**What is expected:** Copy all lines below containing "二次创业".

━━ Task material ━━

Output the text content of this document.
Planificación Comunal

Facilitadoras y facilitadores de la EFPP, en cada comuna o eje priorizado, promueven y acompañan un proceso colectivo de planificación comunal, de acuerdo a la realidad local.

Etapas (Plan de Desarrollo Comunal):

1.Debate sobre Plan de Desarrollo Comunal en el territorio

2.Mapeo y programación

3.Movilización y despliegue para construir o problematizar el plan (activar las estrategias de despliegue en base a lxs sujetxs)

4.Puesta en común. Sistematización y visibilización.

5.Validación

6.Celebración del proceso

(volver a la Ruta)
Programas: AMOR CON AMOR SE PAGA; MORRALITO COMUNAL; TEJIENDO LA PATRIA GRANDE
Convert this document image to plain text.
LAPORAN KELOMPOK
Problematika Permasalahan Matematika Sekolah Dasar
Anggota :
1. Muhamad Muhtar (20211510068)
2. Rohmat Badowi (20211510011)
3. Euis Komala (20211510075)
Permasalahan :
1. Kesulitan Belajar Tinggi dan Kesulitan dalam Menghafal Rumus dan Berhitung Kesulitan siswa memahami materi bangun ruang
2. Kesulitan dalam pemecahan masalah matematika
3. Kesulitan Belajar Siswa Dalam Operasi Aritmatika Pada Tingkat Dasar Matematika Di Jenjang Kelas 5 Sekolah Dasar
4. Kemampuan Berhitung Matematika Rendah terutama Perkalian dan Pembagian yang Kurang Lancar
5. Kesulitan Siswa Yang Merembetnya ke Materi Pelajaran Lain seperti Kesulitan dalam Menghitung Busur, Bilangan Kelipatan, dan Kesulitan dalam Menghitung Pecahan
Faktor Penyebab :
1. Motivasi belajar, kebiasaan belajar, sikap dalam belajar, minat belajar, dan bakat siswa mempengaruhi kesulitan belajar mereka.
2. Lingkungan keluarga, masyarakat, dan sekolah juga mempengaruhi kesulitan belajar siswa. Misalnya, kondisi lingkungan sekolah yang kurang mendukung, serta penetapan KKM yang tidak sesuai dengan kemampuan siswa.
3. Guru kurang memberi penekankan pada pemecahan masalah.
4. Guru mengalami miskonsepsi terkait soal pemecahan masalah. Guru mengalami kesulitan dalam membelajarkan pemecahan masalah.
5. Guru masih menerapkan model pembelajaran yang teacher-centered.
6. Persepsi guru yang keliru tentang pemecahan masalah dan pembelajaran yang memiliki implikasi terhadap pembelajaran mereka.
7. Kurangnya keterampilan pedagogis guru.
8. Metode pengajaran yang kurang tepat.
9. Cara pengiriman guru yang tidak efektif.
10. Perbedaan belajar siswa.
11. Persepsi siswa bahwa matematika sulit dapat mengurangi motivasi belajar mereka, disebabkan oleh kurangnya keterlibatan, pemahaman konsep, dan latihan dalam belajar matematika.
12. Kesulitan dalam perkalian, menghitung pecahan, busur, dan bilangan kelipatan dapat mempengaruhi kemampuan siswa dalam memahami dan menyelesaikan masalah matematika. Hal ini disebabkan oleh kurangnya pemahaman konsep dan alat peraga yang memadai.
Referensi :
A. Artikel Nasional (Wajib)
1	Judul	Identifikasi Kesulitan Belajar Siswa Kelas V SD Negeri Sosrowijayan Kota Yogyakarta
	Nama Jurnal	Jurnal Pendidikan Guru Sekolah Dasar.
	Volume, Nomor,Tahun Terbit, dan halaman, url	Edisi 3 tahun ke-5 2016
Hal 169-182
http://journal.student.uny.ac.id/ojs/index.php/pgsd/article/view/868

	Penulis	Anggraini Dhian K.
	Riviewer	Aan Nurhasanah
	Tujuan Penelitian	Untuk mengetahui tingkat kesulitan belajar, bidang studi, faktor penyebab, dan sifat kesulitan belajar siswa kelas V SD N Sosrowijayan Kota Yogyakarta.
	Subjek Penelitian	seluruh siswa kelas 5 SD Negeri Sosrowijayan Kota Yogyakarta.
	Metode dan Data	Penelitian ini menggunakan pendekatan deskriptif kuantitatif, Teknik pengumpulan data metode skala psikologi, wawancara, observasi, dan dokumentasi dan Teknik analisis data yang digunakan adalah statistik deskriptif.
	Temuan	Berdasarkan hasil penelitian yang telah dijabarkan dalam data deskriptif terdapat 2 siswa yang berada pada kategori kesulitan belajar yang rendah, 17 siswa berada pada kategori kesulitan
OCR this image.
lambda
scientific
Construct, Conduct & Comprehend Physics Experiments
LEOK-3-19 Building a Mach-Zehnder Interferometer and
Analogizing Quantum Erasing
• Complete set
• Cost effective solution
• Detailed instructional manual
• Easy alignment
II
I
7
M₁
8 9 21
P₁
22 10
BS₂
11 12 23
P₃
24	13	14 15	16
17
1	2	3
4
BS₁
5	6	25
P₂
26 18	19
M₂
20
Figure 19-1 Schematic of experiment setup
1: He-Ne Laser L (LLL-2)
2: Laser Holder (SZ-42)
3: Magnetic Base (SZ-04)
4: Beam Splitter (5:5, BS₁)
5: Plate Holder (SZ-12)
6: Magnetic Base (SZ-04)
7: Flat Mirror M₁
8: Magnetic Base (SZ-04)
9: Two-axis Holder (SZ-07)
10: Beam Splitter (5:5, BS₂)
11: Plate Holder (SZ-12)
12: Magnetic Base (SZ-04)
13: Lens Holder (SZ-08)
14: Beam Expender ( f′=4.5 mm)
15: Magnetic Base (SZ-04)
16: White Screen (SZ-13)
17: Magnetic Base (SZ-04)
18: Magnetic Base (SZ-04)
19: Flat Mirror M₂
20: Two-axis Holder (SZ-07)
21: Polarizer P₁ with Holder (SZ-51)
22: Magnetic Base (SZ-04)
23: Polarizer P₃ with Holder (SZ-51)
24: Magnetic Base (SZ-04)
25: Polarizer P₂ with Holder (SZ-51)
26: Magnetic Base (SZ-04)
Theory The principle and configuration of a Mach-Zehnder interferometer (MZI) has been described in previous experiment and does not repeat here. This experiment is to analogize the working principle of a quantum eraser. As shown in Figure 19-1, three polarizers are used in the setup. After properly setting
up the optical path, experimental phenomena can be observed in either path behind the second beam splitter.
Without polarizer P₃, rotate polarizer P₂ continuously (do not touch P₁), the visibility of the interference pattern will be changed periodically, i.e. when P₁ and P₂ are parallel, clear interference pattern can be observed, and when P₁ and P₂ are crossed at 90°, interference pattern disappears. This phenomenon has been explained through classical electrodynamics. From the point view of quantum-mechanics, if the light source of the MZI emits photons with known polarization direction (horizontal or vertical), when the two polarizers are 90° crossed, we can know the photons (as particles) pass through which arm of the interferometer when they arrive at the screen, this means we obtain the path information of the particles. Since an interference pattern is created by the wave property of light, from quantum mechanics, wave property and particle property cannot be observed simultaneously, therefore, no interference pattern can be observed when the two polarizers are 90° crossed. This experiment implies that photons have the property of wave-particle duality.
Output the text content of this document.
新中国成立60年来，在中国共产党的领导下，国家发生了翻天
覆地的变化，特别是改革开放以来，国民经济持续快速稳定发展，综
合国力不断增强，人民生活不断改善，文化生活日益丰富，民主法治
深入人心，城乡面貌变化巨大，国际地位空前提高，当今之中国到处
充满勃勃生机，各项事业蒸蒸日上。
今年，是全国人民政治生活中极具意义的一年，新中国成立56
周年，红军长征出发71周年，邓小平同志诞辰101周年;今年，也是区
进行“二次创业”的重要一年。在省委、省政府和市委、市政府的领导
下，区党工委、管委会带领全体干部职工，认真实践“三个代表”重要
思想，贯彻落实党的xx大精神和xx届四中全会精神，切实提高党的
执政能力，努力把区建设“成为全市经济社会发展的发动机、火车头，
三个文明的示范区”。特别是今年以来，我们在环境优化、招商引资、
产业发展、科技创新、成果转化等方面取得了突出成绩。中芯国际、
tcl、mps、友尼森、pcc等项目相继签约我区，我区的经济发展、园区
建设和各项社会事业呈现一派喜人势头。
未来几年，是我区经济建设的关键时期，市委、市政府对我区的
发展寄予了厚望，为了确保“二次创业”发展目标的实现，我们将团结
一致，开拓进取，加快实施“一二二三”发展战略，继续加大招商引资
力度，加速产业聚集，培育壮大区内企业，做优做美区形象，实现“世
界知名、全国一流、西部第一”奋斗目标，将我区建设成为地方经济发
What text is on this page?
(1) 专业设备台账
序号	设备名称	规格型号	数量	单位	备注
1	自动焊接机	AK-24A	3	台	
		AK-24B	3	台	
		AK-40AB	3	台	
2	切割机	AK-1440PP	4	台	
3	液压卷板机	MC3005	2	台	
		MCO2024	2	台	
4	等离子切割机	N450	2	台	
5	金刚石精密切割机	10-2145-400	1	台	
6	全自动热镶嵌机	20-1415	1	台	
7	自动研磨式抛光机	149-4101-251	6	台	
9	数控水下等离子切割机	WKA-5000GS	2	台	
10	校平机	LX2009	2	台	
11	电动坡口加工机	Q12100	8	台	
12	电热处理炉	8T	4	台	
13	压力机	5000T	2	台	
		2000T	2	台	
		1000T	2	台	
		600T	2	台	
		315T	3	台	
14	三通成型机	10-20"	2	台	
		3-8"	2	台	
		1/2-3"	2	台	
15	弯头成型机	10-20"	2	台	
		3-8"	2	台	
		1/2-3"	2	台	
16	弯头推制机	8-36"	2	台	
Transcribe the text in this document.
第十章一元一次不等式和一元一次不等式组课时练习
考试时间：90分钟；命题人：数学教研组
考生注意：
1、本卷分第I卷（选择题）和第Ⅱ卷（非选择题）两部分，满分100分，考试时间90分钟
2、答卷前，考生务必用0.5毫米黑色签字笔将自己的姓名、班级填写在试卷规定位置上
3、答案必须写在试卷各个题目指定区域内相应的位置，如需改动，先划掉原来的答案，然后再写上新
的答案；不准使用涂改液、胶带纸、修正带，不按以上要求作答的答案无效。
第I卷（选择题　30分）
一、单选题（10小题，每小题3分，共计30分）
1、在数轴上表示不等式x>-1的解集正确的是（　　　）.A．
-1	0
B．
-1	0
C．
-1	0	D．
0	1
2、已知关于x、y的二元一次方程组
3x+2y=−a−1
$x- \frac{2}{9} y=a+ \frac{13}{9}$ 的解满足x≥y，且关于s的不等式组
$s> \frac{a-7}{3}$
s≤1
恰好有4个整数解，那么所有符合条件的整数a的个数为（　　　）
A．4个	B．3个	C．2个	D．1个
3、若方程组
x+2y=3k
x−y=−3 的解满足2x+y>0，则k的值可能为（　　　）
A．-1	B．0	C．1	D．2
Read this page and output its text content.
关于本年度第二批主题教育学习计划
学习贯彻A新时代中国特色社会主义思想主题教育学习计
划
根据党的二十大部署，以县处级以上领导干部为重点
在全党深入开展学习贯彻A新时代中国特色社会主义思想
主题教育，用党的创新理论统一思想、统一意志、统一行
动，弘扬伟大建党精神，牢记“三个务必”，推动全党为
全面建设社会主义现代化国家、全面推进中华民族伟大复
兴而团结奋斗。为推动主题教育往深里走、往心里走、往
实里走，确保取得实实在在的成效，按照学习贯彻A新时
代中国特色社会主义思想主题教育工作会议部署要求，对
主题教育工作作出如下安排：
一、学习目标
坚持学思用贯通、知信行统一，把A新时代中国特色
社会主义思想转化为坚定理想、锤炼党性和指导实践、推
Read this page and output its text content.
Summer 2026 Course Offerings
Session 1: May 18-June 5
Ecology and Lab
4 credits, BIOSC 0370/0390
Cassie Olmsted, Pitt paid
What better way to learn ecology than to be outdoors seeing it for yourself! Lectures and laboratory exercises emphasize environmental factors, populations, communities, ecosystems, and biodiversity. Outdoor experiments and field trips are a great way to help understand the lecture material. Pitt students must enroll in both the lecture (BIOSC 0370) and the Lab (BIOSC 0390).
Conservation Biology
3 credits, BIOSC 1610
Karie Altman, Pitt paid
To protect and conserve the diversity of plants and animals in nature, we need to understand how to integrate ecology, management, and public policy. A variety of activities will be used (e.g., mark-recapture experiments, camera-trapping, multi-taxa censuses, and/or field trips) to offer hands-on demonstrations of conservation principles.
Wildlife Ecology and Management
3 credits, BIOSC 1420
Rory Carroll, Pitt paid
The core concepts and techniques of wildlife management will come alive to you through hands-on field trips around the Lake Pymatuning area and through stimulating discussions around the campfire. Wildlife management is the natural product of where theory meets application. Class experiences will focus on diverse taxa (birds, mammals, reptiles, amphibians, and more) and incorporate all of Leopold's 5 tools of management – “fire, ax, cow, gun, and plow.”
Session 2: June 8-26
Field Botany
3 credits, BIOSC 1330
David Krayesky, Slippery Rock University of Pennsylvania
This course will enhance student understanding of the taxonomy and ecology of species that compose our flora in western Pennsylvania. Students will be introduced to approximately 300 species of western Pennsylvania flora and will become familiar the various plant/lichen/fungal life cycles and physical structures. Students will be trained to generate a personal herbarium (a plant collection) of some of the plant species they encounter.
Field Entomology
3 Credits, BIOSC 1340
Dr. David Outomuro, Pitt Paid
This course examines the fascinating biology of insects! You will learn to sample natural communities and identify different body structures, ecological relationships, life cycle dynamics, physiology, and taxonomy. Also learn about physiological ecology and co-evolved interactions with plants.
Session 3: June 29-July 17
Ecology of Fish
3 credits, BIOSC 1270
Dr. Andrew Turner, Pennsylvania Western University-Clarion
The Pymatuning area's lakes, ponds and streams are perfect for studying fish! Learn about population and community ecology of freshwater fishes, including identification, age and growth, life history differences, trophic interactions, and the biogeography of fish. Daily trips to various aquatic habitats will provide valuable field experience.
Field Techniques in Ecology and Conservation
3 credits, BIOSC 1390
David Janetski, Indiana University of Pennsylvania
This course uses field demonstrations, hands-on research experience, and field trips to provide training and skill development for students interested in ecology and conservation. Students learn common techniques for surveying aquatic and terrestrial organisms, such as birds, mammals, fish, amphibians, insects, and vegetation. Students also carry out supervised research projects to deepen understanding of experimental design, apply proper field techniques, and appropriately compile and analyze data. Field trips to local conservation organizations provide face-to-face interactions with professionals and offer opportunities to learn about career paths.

━━━

**Response to this exercise:**
进行“二次创业”的重要一年。在省委、省政府和市委、市政府的领导
发展寄予了厚望，为了确保“二次创业”发展目标的实现，我们将团结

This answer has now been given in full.